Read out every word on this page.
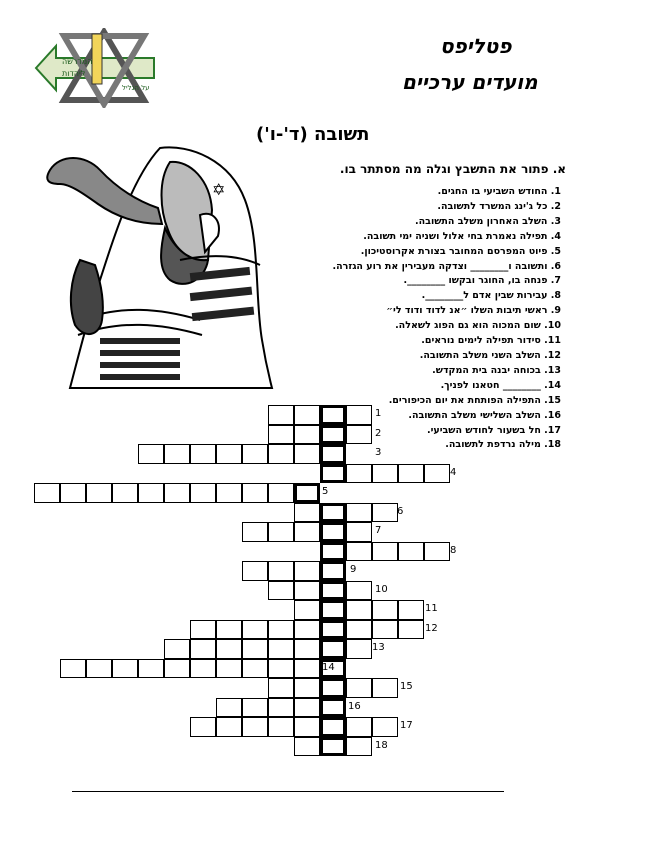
המדרשה
ליהדות
על הגליל
פטליפס
מועדים ערכיים
תשובה (ד'-ו')
א. פתור את התשבץ וגלה מה מסתתר בו.
✡	1. החודש השביעי בו החגים.
2. כל ג'ינג המשרד לתשובה.
3. השלב האחרון משלב התשובה.
4. תפילה נאמרת בחי אלול ושניה ימי תשובה.
5. פיוט המפרסם המחובר בצורת אקרוסטיכון.
6. ותשובה ו________ וצדקה מעבירין את רוע הגזרה.
7. פנחה בו, החוגר ובקשו ________.
8. עבירות שבין אדם ל________.
9. ראשי תיבות השלו ״אנ לדוד ודוד לי״
10. שום המכוה הוא גם הפוג לשאלה.
11. סידור תפילה לימים נוראים.
12. השלב השני משלב התשובה.
13. בכוחה יבנה בית המקדש.
14. ________ חטאנו לפניך.
15. התפילה הפותחת את יום הכיפורים.
16. השלב השלישי משלב התשובה.
17. חל בשעור לחודש השביעי.
18. מילה נרדפת לתשובה.
1
2
3
4
5
6
7
8
9
10
11
12
13
14
15
16
17
18
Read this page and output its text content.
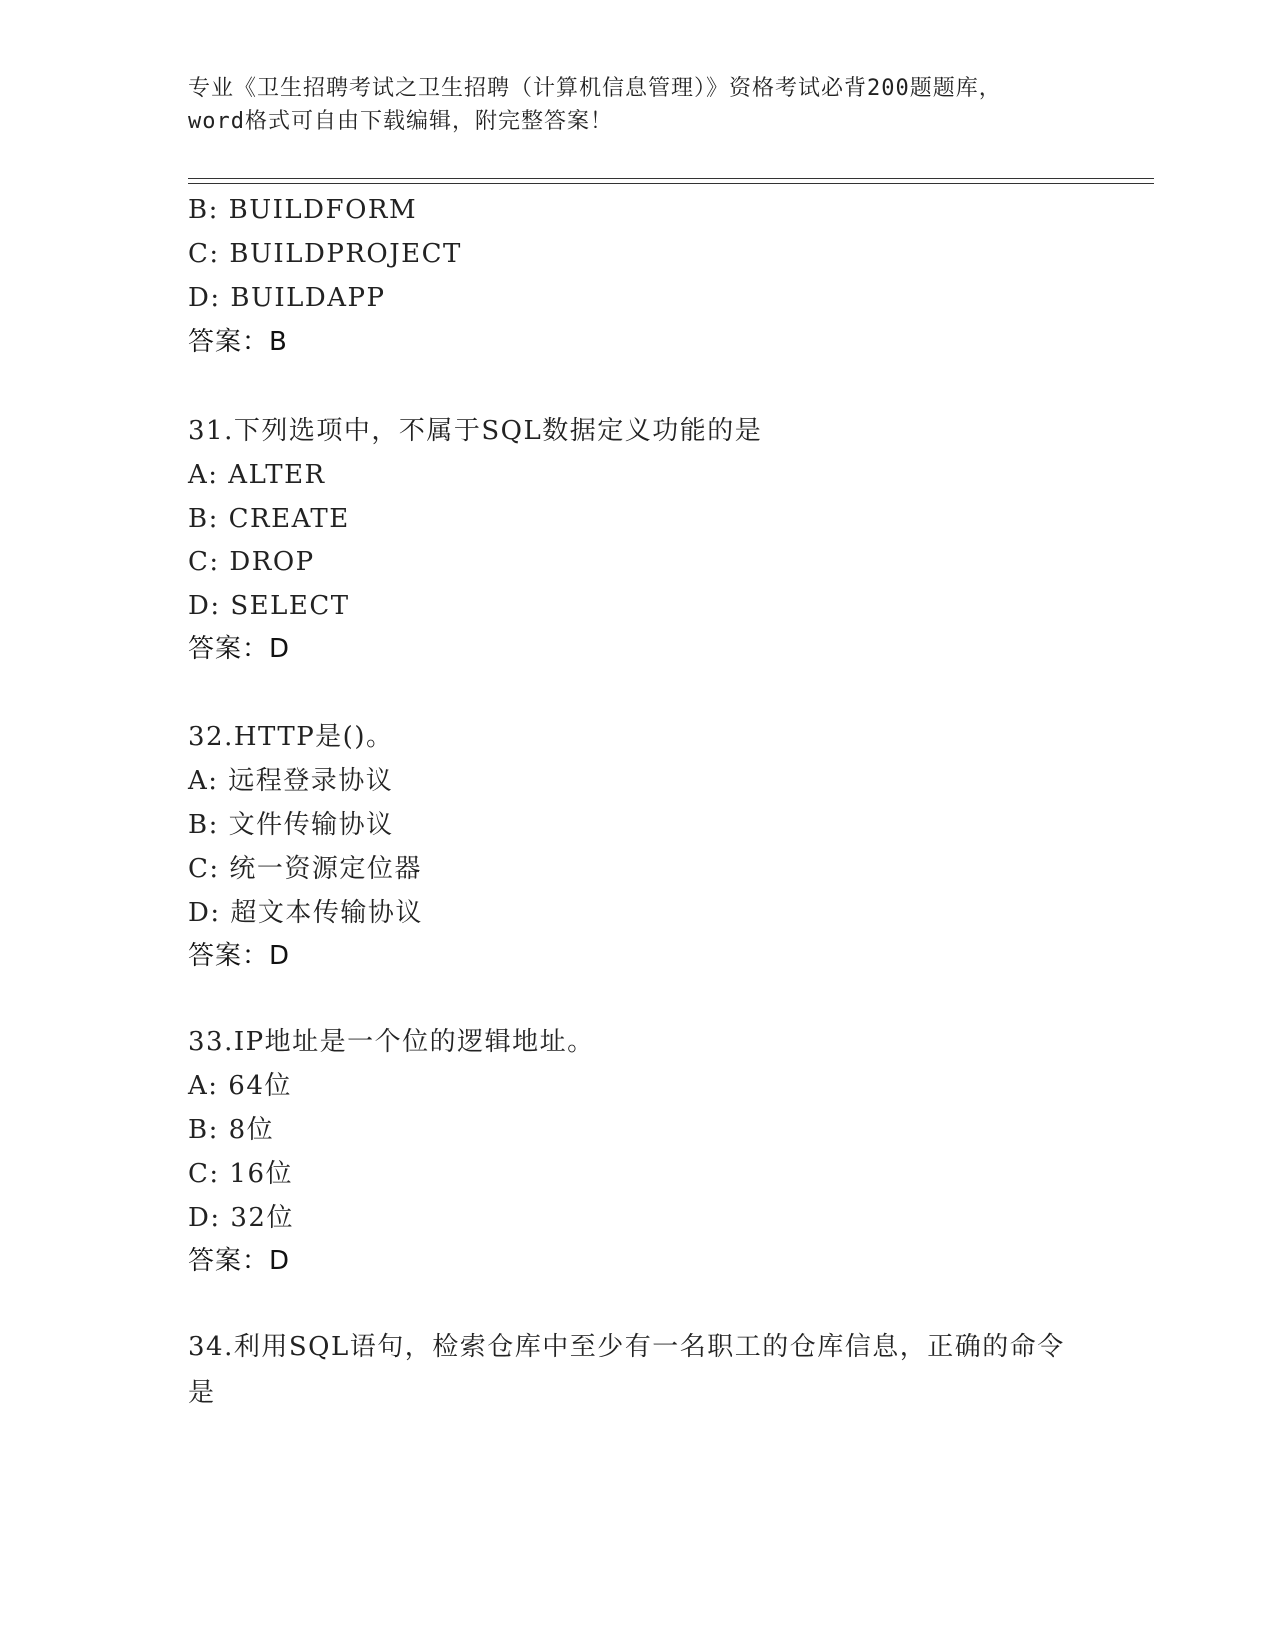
专业《卫生招聘考试之卫生招聘（计算机信息管理）》资格考试必背200题题库，
word格式可自由下载编辑，附完整答案！
B: BUILDFORM
C: BUILDPROJECT
D: BUILDAPP
答案：B
31.下列选项中，不属于SQL数据定义功能的是
A: ALTER
B: CREATE
C: DROP
D: SELECT
答案：D
32.HTTP是()。
A: 远程登录协议
B: 文件传输协议
C: 统一资源定位器
D: 超文本传输协议
答案：D
33.IP地址是一个位的逻辑地址。
A: 64位
B: 8位
C: 16位
D: 32位
答案：D
34.利用SQL语句，检索仓库中至少有一名职工的仓库信息，正确的命令是
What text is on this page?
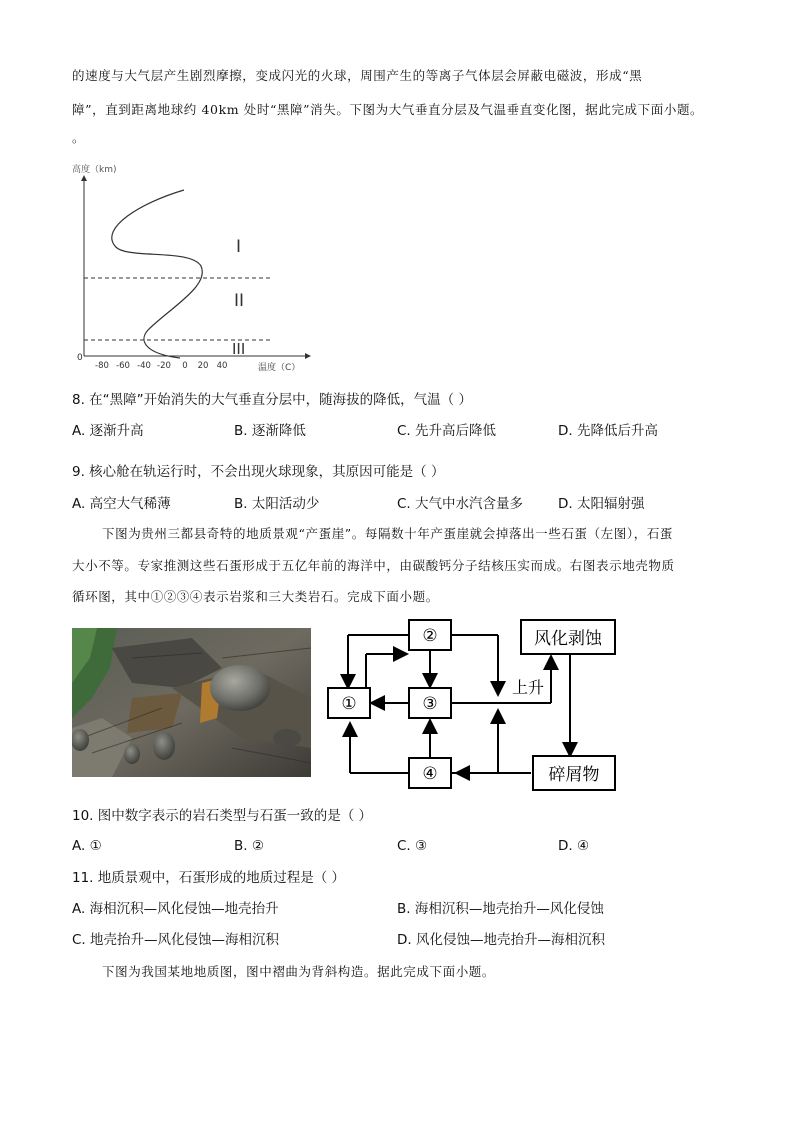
的速度与大气层产生剧烈摩擦，变成闪光的火球，周围产生的等离子气体层会屏蔽电磁波，形成“黑
障”，直到距离地球约 40km 处时“黑障”消失。下图为大气垂直分层及气温垂直变化图，据此完成下面小题。
。
高度（km)
0
I
II
III
-80 -60 -40 -20 0 20 40	温度（C）
8. 在“黑障”开始消失的大气垂直分层中，随海拔的降低，气温（ ）
A. 逐渐升高	B. 逐渐降低	C. 先升高后降低	D. 先降低后升高
9. 核心舱在轨运行时，不会出现火球现象，其原因可能是（ ）
A. 高空大气稀薄	B. 太阳活动少	C. 大气中水汽含量多	D. 太阳辐射强
下图为贵州三都县奇特的地质景观“产蛋崖”。每隔数十年产蛋崖就会掉落出一些石蛋（左图），石蛋
大小不等。专家推测这些石蛋形成于五亿年前的海洋中，由碳酸钙分子结核压实而成。右图表示地壳物质
循环图，其中①②③④表示岩浆和三大类岩石。完成下面小题。
②
①	③
④
风化剥蚀
碎屑物
上升
10. 图中数字表示的岩石类型与石蛋一致的是（ ）
A. ①	B. ②	C. ③	D. ④
11. 地质景观中，石蛋形成的地质过程是（ ）
A. 海相沉积—风化侵蚀—地壳抬升	B. 海相沉积—地壳抬升—风化侵蚀
C. 地壳抬升—风化侵蚀—海相沉积	D. 风化侵蚀—地壳抬升—海相沉积
下图为我国某地地质图，图中褶曲为背斜构造。据此完成下面小题。
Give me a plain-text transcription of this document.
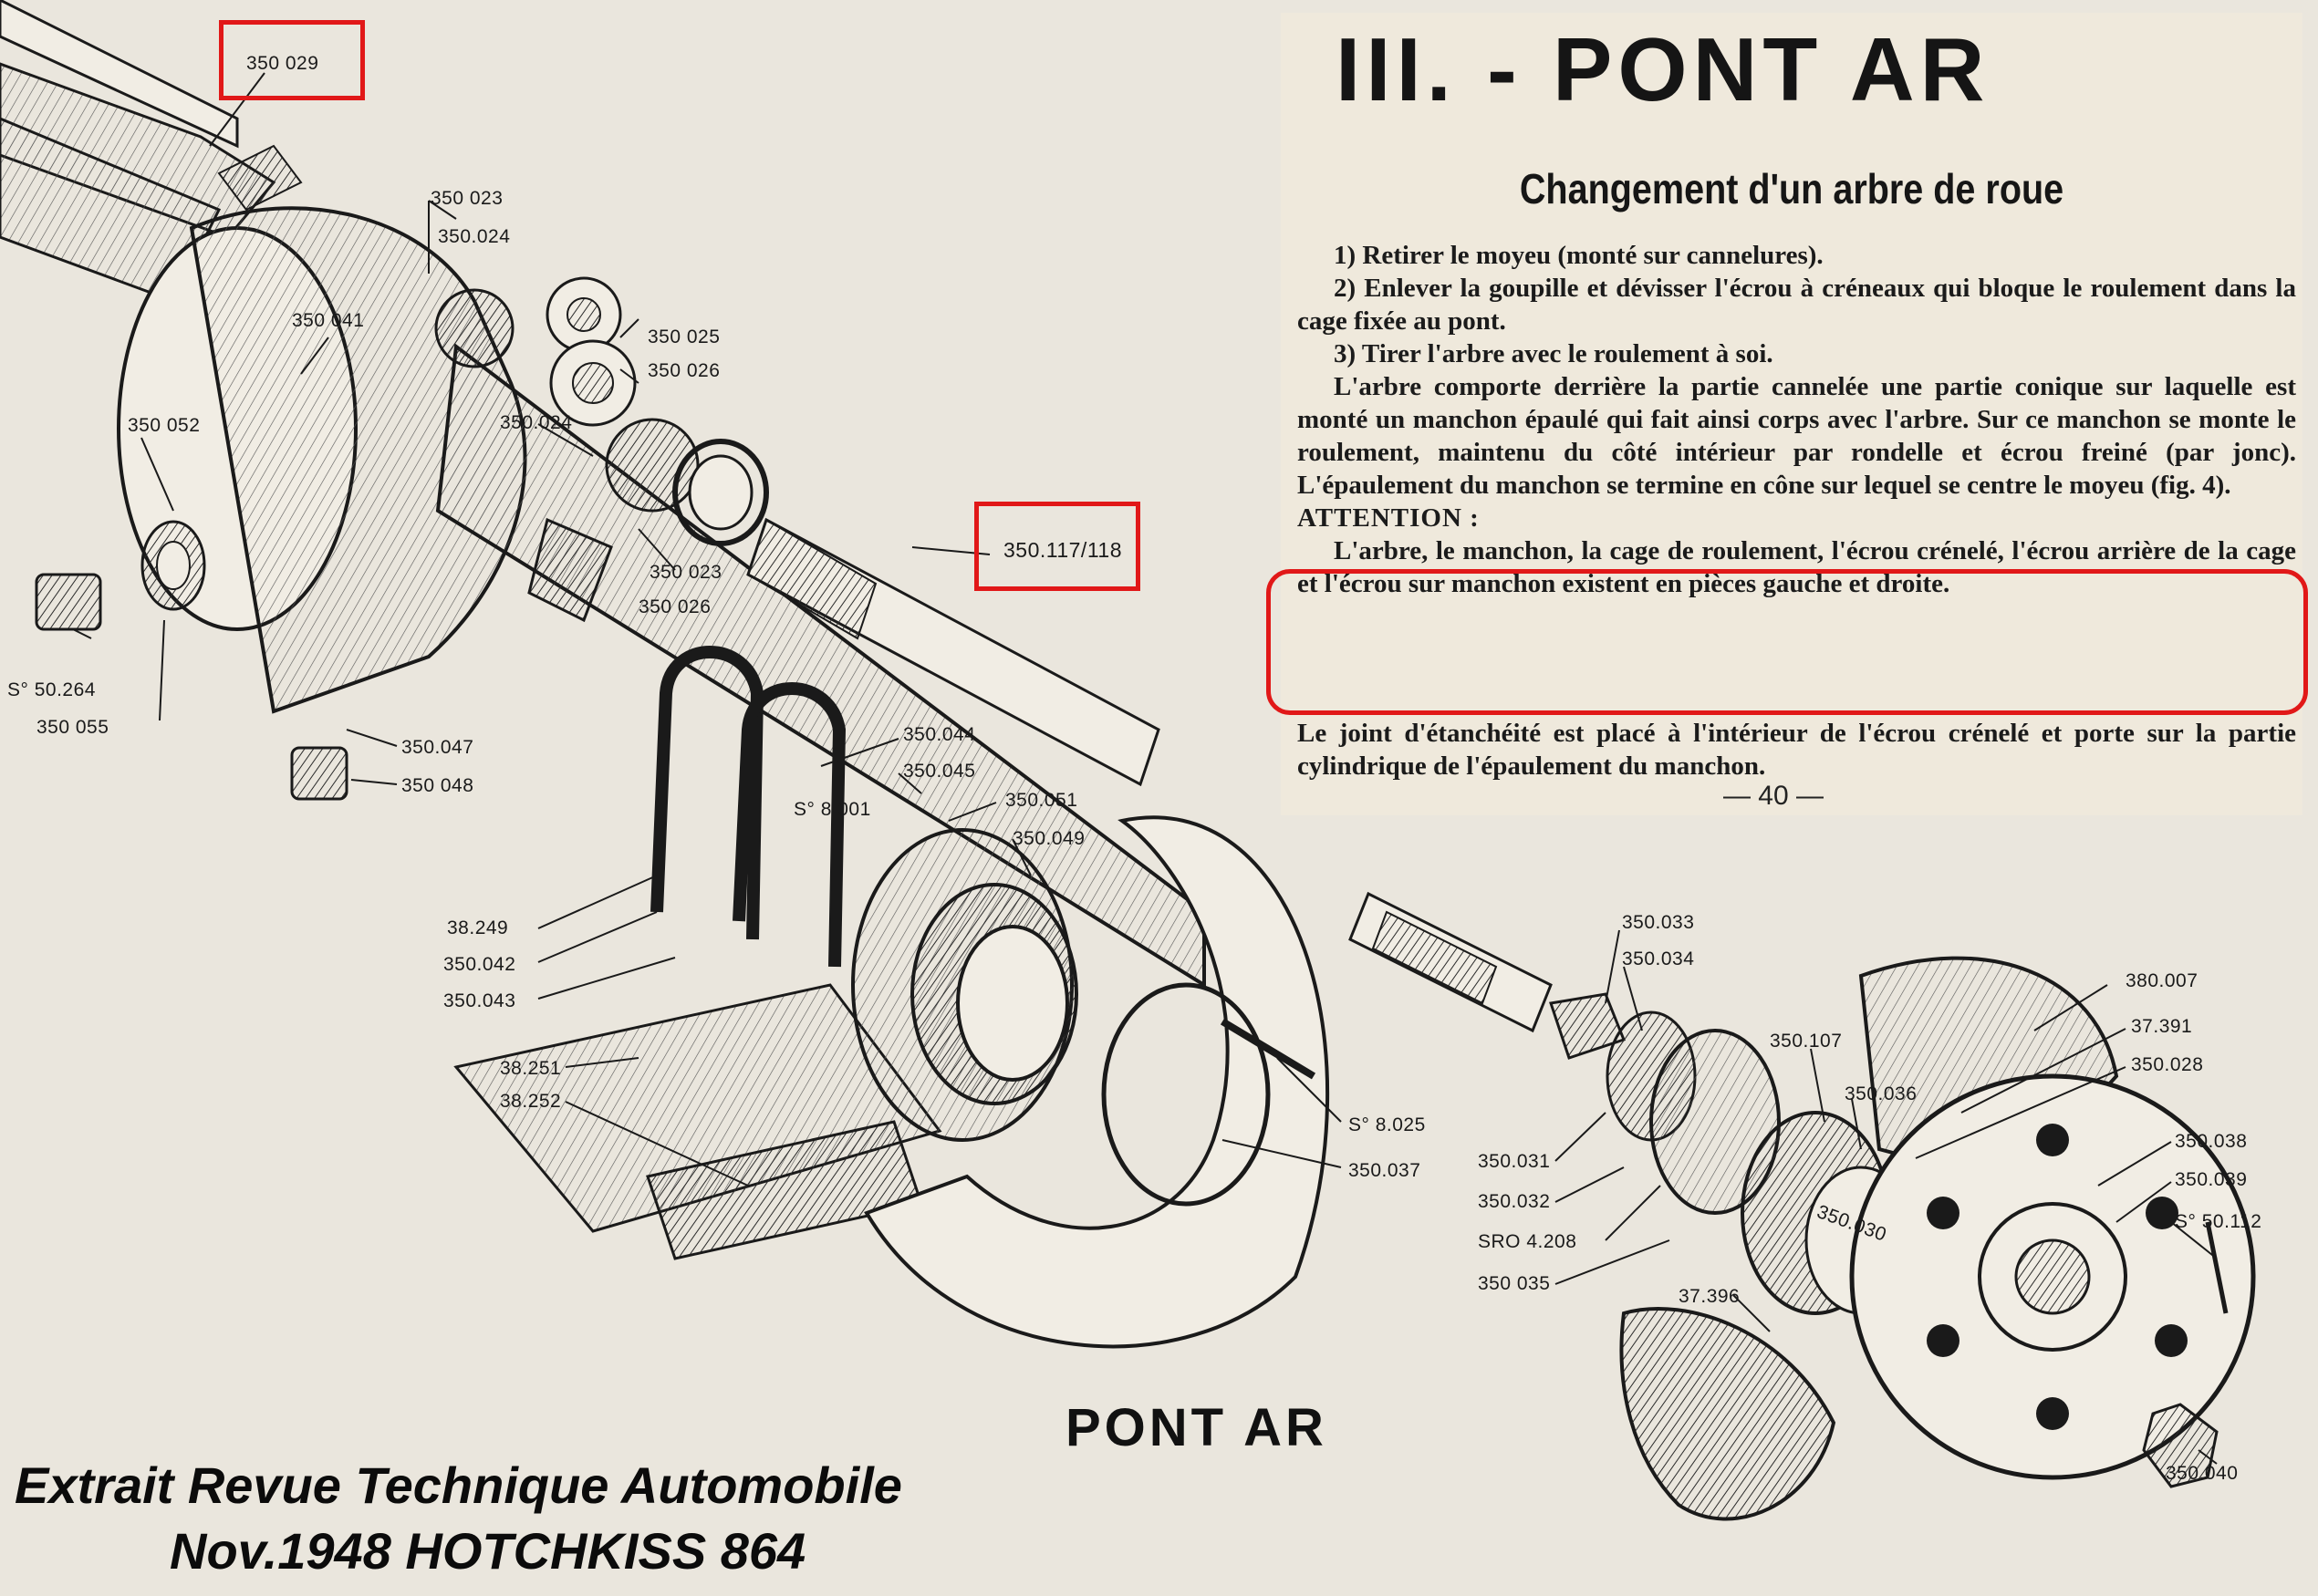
350 029
350 023
350.024
350 041
350 025
350 026
350 052	350.024
350 023
350 026
350.117/118
S° 50.264
350 055
350.047
350 048
350.044
350.045
350.051
S° 8.001
350.049
38.249
350.042
350.043
38.251
38.252
S° 8.025
350.037
350.033
350.034
350.107
350.036
350.031
350.032
SRO 4.208
350 035
37.396
350.030
380.007
37.391
350.028
350.038
350.039
S° 50.112
350.040
III. - PONT AR
Changement d'un arbre de roue

1) Retirer le moyeu (monté sur cannelures).

2) Enlever la goupille et dévisser l'écrou à créneaux qui bloque le roulement dans la cage fixée au pont.

3) Tirer l'arbre avec le roulement à soi.

L'arbre comporte derrière la partie cannelée une partie conique sur laquelle est monté un manchon épaulé qui fait ainsi corps avec l'arbre. Sur ce manchon se monte le roulement, maintenu du côté intérieur par rondelle et écrou freiné (par jonc). L'épaulement du manchon se termine en cône sur lequel se centre le moyeu (fig. 4).

ATTENTION :

L'arbre, le manchon, la cage de roulement, l'écrou crénelé, l'écrou arrière de la cage et l'écrou sur manchon existent en pièces gauche et droite.

Le joint d'étanchéité est placé à l'intérieur de l'écrou crénelé et porte sur la partie cylindrique de l'épaulement du manchon.

— 40 —
PONT AR
Extrait Revue Technique Automobile
Nov.1948 HOTCHKISS 864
= = = =
> INSTRUCTIONS FOR THE TASK:
Gather up, from the records above, each line where the word "השביעי" appears.

> RESULT FOR THIS EXERCISE:
✡	1. החודש השביעי בו החגים.
17. חל בשעור לחודש השביעי.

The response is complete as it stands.